### What is asked:
Copy each line that contains the word "phone".

— START Dataset content —

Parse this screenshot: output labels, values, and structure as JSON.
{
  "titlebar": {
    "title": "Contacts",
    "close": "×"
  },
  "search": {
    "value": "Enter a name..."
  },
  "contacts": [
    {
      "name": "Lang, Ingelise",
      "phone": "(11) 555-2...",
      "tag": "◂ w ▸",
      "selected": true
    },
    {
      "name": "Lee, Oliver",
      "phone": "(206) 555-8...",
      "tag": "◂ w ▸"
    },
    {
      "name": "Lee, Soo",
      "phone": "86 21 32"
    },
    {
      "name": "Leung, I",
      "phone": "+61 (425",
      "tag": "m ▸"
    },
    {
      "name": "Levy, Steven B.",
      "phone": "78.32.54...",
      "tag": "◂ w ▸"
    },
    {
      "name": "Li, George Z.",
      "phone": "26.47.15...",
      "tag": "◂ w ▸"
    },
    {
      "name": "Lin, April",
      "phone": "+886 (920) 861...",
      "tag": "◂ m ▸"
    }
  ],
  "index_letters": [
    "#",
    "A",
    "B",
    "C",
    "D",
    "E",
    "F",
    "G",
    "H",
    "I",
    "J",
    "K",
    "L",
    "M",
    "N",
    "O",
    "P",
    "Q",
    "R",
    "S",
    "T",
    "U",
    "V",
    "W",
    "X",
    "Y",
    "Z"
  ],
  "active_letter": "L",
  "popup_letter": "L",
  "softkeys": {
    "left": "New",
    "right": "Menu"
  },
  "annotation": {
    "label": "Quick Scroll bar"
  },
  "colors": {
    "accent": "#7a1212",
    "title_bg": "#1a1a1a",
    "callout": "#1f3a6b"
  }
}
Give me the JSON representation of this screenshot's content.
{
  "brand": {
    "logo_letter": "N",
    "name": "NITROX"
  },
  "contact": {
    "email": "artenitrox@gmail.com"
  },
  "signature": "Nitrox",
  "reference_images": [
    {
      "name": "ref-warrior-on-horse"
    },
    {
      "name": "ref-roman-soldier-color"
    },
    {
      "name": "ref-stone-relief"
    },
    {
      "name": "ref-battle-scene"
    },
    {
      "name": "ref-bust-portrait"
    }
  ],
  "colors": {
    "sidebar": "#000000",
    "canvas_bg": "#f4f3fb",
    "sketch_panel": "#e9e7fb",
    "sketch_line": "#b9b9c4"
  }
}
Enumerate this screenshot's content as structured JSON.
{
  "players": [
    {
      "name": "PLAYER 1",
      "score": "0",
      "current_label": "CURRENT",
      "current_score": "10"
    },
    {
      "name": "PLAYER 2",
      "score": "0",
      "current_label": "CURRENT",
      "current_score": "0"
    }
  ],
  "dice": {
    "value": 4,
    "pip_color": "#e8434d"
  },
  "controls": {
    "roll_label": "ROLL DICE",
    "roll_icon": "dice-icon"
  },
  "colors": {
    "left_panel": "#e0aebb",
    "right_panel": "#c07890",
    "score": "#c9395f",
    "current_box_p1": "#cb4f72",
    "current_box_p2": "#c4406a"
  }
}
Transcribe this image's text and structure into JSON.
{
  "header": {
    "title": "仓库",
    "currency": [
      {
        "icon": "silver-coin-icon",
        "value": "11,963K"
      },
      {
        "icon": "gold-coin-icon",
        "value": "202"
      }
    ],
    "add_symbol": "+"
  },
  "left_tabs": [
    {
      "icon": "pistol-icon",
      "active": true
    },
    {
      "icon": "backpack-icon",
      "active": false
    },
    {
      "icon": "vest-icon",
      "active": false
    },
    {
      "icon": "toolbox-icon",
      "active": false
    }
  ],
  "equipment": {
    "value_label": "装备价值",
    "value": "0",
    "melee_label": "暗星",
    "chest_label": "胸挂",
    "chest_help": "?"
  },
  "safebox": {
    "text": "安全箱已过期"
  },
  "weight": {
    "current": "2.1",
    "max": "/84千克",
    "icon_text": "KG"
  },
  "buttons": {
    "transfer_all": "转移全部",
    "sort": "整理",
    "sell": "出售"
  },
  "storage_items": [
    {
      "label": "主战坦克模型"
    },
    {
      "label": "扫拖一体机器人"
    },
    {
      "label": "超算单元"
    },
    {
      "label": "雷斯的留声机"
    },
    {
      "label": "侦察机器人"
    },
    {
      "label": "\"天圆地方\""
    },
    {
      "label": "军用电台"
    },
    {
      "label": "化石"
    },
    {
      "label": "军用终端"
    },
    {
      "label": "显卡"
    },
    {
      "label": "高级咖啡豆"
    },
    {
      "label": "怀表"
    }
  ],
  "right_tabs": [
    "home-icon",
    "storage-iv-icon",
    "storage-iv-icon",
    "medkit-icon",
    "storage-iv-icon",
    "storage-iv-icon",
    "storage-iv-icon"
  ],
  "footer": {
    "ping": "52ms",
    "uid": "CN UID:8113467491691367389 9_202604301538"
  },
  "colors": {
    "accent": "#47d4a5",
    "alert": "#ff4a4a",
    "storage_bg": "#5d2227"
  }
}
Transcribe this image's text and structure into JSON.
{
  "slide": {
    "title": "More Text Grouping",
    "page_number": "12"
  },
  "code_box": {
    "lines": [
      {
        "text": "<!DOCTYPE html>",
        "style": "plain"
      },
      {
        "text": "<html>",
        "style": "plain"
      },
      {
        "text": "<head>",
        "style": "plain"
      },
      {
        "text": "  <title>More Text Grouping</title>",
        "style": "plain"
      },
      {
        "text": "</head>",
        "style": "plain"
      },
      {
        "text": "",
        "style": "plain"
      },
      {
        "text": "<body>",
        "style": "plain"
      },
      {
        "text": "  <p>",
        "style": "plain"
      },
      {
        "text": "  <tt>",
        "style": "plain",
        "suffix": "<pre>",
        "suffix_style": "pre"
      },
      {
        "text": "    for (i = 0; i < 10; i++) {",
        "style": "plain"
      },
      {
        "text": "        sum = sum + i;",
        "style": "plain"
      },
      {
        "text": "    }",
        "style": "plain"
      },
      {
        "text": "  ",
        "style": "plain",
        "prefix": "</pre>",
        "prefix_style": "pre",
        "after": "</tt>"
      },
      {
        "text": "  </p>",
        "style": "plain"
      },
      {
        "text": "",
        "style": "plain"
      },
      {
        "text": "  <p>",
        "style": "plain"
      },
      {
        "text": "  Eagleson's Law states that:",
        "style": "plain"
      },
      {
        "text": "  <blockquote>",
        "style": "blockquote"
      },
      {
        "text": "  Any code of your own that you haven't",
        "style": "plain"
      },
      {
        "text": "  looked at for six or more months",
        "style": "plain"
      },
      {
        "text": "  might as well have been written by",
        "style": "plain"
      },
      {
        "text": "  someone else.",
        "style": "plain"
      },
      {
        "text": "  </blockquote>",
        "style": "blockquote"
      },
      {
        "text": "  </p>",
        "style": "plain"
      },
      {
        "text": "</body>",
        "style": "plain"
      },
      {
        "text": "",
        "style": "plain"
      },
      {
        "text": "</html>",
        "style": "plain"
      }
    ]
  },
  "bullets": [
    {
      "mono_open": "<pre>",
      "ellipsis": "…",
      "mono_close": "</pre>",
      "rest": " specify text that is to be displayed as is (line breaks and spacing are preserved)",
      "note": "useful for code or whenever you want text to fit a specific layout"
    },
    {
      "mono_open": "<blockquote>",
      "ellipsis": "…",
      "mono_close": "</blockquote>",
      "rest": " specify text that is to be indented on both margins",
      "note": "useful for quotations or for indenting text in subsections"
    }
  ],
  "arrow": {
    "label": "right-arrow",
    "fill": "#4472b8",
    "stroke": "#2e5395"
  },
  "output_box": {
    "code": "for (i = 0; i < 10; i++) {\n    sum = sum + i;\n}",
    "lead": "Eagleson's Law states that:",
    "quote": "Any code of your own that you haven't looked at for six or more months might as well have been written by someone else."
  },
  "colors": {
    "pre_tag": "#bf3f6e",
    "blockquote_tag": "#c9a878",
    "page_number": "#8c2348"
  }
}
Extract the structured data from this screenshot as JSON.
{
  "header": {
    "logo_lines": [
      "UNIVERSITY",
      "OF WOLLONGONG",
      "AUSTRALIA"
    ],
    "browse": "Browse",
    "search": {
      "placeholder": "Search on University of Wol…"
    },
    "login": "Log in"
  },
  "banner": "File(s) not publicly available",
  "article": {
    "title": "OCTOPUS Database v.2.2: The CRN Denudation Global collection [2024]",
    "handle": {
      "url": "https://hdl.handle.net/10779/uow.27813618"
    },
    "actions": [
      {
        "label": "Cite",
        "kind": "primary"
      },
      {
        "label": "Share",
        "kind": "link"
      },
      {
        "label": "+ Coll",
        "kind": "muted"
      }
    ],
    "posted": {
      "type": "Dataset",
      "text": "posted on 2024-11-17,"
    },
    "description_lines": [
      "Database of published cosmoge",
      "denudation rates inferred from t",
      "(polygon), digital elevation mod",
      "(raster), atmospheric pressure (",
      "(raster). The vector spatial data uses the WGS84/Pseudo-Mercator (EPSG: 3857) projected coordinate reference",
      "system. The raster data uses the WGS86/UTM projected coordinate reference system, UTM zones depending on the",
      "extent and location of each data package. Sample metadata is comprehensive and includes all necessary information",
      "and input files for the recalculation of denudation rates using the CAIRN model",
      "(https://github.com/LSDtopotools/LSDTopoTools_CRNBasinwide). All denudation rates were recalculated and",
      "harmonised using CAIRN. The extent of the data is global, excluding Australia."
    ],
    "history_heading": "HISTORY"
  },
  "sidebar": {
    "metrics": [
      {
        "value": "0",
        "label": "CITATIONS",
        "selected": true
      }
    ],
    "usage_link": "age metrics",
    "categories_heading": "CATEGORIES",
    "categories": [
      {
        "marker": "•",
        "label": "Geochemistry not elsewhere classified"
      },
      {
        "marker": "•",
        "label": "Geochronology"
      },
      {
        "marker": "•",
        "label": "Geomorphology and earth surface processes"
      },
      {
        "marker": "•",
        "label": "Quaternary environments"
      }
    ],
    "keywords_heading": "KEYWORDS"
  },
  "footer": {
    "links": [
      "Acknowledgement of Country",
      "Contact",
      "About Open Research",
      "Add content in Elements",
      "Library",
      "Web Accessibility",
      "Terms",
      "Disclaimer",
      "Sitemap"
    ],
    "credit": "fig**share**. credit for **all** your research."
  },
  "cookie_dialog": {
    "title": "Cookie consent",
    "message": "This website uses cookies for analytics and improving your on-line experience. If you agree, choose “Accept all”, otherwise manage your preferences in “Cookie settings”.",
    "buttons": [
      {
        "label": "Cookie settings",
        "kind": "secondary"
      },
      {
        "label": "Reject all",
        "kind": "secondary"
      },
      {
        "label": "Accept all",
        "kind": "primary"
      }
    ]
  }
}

— END Dataset content —

### Answer to this exercise:
      "phone": "(11) 555-2...",
      "phone": "(206) 555-8...",
      "phone": "86 21 32"
      "phone": "+61 (425",
      "phone": "78.32.54...",
      "phone": "26.47.15...",
      "phone": "+886 (920) 861...",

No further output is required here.